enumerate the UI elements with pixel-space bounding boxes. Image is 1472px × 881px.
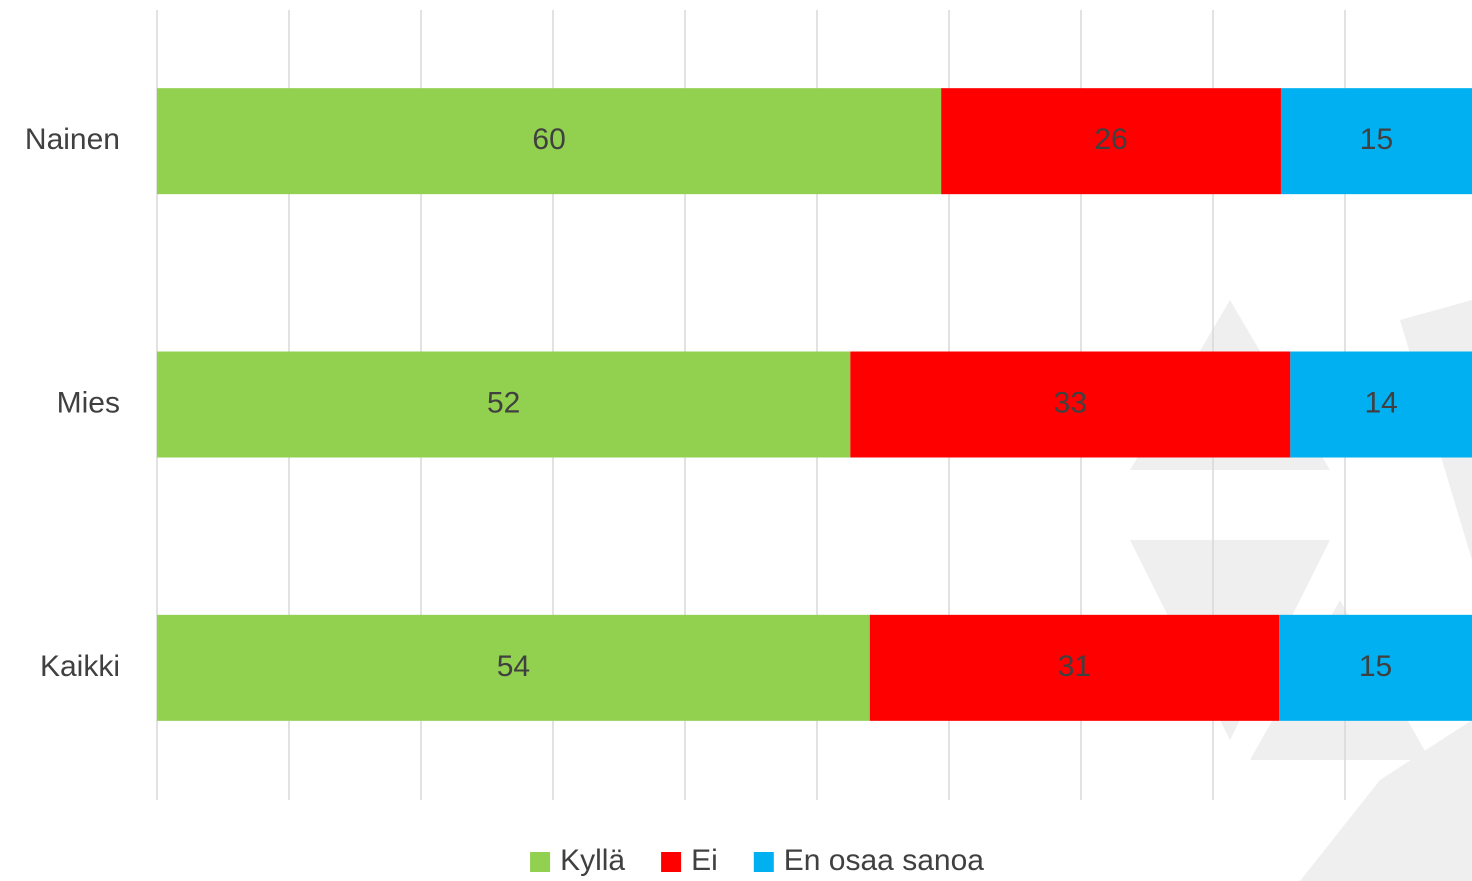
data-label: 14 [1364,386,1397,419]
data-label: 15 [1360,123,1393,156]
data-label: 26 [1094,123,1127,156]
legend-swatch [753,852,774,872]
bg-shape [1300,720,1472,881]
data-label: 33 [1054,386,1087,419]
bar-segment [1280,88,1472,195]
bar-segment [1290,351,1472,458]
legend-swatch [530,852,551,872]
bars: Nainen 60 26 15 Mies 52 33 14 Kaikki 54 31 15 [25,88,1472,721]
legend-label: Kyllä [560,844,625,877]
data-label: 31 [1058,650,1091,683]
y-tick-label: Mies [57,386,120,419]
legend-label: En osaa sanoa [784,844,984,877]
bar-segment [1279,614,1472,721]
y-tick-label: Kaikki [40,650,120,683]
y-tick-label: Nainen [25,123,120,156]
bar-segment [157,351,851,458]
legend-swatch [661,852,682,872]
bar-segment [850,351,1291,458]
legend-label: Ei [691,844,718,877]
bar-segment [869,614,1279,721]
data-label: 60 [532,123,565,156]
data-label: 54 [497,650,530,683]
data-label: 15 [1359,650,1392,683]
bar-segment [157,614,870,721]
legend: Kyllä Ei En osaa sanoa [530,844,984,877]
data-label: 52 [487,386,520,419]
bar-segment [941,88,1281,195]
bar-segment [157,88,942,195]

═══

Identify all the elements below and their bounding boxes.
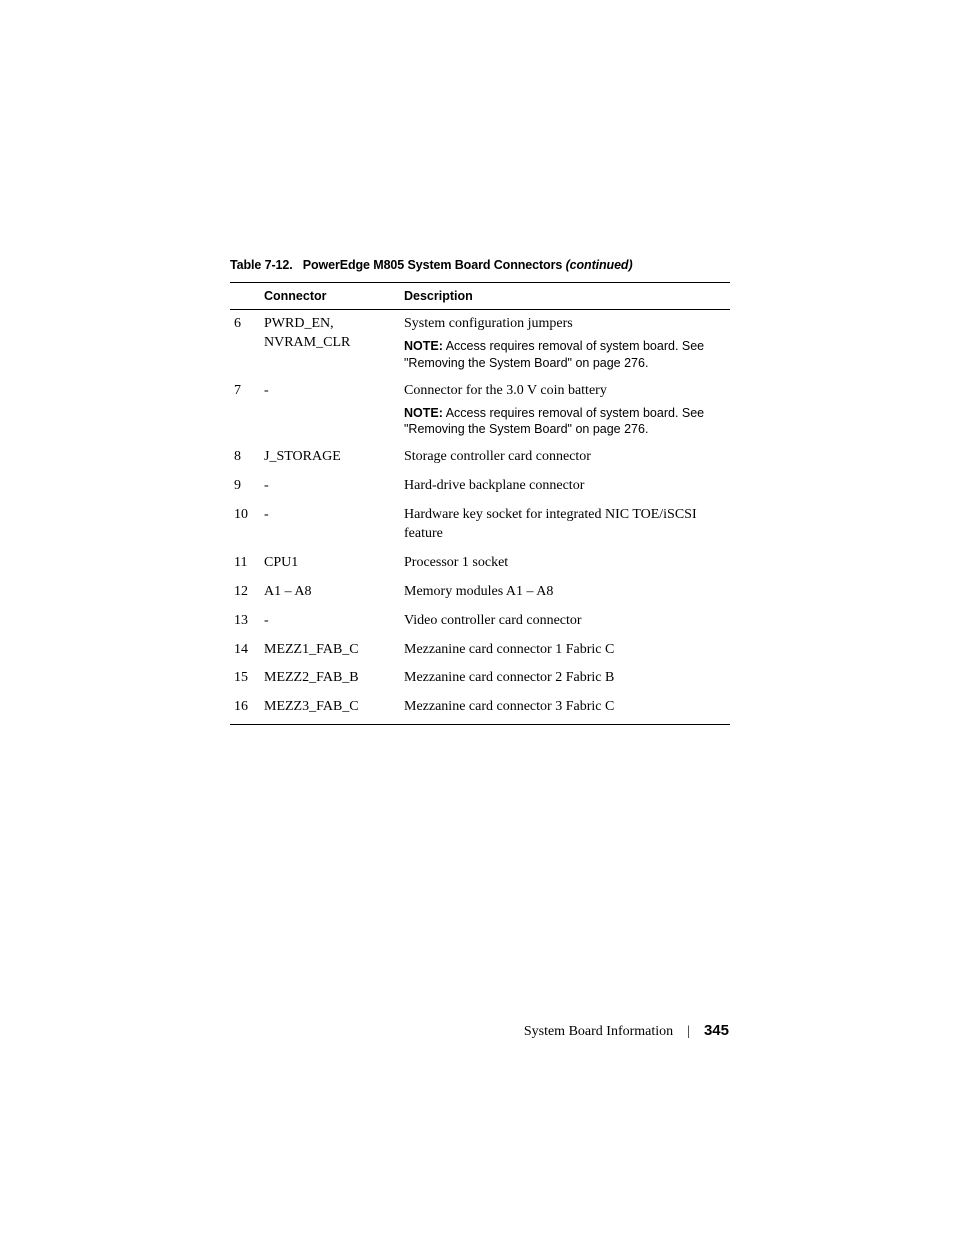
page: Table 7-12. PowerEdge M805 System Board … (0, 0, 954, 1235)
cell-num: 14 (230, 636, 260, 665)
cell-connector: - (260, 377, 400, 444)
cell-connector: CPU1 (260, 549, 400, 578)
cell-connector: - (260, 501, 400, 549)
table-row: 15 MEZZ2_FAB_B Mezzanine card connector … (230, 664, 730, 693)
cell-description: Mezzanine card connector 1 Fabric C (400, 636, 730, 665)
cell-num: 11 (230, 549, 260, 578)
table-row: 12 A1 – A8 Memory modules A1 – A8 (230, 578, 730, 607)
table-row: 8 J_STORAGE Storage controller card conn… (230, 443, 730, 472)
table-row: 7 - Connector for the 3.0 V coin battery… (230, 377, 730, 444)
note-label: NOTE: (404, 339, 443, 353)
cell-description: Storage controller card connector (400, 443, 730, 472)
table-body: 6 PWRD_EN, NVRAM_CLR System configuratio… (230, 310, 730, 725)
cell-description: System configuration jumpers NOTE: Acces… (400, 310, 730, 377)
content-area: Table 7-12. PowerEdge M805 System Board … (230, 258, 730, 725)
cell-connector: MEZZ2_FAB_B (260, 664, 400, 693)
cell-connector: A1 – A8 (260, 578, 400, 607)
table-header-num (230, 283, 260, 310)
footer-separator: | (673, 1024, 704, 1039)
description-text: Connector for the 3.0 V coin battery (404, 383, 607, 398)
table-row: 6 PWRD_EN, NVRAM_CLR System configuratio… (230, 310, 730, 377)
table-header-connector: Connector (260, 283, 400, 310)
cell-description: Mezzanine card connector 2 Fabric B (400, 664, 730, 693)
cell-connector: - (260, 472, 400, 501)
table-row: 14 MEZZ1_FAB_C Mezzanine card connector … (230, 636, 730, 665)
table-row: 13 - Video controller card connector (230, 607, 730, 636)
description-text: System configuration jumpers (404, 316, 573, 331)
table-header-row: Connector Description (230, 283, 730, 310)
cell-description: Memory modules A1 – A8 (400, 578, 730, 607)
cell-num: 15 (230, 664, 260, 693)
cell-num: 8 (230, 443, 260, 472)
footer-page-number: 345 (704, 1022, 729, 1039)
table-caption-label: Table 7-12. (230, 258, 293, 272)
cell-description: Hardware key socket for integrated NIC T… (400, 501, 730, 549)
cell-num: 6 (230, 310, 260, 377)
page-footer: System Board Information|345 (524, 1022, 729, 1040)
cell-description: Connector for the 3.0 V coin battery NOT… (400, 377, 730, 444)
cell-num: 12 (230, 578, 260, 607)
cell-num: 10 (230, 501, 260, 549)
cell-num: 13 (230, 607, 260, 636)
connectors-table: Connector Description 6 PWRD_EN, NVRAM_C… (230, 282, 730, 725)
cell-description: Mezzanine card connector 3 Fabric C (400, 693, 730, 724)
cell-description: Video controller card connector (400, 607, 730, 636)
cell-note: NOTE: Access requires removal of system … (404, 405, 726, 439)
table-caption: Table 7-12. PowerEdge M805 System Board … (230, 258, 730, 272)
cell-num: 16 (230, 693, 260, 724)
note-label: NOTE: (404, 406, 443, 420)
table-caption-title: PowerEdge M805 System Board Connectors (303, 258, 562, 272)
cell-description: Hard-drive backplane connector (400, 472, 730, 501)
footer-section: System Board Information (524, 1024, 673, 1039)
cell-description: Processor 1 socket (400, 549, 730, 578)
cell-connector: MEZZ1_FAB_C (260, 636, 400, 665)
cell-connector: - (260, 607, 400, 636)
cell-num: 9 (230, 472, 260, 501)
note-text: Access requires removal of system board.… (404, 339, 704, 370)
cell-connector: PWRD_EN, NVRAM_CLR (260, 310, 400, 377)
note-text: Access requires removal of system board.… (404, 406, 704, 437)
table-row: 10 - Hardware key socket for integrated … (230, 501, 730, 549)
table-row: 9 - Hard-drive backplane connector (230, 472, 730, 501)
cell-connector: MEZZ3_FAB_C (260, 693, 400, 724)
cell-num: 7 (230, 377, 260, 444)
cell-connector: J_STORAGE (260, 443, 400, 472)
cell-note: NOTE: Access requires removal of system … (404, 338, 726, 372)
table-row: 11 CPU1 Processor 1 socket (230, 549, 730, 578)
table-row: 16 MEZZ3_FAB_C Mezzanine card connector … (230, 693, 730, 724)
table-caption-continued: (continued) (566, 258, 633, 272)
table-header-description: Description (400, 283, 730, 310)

═══

__Given request__. Print the data lines unchanged, starting at the line that has "page: Table 7-12." and stopping after the line that has "note-label: NOTE: (404, 339, 443, 353)".

__Answer to this problem__.
page: Table 7-12. PowerEdge M805 System Board … (0, 0, 954, 1235)
cell-num: 14 (230, 636, 260, 665)
cell-connector: - (260, 377, 400, 444)
cell-connector: CPU1 (260, 549, 400, 578)
cell-connector: - (260, 501, 400, 549)
table-row: 15 MEZZ2_FAB_B Mezzanine card connector … (230, 664, 730, 693)
cell-description: Mezzanine card connector 1 Fabric C (400, 636, 730, 665)
cell-num: 11 (230, 549, 260, 578)
table-row: 12 A1 – A8 Memory modules A1 – A8 (230, 578, 730, 607)
table-row: 8 J_STORAGE Storage controller card conn… (230, 443, 730, 472)
table-row: 7 - Connector for the 3.0 V coin battery… (230, 377, 730, 444)
note-label: NOTE: (404, 339, 443, 353)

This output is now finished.